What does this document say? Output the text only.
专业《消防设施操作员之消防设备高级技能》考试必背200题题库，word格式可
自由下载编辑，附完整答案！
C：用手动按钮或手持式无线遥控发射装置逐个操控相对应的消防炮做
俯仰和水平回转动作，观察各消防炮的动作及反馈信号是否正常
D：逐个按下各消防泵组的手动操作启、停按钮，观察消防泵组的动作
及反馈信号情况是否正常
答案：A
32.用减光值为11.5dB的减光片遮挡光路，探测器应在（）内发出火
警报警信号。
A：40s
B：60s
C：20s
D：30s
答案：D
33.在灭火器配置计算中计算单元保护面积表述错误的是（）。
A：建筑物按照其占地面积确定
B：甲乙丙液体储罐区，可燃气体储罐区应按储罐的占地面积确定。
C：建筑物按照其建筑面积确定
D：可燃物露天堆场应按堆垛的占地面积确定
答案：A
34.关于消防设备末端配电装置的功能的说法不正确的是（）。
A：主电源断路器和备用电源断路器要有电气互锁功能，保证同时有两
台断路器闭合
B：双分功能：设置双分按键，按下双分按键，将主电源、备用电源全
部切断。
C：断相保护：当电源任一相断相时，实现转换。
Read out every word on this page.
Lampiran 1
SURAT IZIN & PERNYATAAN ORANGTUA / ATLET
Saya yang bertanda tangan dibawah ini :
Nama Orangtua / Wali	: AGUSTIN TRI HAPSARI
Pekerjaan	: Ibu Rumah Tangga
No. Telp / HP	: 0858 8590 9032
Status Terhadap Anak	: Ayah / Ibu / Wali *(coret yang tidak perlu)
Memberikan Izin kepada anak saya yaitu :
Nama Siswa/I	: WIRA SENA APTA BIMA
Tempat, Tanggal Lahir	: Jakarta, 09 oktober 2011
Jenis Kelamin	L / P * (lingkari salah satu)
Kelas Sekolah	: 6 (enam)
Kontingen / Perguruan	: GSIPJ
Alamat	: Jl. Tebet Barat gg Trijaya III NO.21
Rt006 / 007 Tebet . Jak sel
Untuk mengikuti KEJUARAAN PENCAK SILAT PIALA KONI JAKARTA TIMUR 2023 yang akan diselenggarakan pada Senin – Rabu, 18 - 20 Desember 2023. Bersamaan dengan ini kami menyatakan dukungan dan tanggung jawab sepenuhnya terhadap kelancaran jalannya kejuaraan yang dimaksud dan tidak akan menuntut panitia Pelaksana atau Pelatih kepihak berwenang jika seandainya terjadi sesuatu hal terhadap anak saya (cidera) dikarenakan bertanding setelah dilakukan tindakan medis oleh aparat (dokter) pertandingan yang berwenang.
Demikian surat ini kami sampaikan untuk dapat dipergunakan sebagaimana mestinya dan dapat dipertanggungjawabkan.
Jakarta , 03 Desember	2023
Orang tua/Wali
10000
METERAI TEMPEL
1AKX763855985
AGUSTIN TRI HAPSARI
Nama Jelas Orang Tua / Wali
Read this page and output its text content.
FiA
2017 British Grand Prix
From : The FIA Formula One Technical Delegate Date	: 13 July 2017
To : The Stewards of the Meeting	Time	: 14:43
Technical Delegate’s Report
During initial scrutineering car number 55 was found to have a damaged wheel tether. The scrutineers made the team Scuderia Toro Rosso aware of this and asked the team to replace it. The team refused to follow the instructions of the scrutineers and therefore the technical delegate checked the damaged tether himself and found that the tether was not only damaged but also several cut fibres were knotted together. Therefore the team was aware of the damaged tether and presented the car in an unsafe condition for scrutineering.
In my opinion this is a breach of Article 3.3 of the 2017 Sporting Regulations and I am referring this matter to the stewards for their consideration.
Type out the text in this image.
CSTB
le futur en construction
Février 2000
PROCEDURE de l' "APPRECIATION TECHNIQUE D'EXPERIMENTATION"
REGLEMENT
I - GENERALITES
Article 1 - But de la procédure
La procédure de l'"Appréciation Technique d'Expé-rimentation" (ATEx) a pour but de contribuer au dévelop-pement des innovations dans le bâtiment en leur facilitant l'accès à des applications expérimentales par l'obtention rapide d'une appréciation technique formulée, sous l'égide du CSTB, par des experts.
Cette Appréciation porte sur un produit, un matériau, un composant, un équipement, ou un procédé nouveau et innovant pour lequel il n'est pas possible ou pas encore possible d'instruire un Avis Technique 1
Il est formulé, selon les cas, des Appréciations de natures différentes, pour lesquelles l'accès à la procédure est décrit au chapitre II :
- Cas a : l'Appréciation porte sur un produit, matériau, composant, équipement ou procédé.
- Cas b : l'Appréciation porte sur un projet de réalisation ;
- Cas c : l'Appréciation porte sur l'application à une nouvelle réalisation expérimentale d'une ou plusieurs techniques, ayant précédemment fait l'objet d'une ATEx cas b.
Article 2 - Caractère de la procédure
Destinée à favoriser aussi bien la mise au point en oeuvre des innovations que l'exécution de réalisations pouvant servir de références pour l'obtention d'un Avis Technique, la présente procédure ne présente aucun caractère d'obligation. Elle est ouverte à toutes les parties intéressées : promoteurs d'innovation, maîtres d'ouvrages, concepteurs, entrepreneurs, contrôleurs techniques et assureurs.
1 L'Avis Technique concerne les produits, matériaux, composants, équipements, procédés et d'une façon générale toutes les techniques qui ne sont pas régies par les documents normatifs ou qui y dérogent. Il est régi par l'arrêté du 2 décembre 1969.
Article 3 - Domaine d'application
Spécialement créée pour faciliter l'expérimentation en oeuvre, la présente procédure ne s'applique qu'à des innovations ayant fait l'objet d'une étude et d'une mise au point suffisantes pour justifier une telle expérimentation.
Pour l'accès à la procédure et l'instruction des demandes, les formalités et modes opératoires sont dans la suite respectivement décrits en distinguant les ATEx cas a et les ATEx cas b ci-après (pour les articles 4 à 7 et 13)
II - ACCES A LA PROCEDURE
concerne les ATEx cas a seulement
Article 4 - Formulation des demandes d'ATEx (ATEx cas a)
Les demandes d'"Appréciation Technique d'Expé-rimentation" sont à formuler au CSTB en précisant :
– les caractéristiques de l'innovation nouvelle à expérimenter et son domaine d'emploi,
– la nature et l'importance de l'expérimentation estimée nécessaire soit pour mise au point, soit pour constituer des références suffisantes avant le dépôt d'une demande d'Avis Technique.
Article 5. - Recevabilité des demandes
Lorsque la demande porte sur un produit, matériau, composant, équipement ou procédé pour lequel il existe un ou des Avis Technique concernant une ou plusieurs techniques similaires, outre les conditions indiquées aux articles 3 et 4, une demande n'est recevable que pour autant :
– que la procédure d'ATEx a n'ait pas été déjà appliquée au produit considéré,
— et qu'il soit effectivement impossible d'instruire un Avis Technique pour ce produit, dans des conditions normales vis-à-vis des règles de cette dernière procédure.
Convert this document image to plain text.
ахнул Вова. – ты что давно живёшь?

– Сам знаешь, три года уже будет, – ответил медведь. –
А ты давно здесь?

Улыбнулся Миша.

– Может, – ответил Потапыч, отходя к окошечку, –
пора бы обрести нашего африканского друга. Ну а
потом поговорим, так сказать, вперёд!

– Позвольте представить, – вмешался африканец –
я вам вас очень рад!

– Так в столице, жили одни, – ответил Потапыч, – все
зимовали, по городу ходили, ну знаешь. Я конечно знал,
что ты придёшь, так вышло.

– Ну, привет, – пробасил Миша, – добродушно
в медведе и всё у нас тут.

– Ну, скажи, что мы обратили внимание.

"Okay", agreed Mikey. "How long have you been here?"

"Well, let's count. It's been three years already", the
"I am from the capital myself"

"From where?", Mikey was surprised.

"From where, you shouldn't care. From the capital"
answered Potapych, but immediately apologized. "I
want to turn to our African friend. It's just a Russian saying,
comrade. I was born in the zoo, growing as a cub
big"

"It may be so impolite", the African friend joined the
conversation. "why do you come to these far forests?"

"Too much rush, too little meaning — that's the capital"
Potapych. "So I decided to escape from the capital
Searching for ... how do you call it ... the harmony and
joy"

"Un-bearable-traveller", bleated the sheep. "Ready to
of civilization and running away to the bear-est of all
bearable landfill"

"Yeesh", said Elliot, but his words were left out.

EXERCISE BRIEF –
Identify each line in the entries with the word "Desember" and copy it.

COMPLETE RESPONSE –
Untuk mengikuti KEJUARAAN PENCAK SILAT PIALA KONI JAKARTA TIMUR 2023 yang akan diselenggarakan pada Senin – Rabu, 18 - 20 Desember 2023. Bersamaan dengan ini kami menyatakan dukungan dan tanggung jawab sepenuhnya terhadap kelancaran jalannya kejuaraan yang dimaksud dan tidak akan menuntut panitia Pelaksana atau Pelatih kepihak berwenang jika seandainya terjadi sesuatu hal terhadap anak saya (cidera) dikarenakan bertanding setelah dilakukan tindakan medis oleh aparat (dokter) pertandingan yang berwenang.
Jakarta , 03 Desember	2023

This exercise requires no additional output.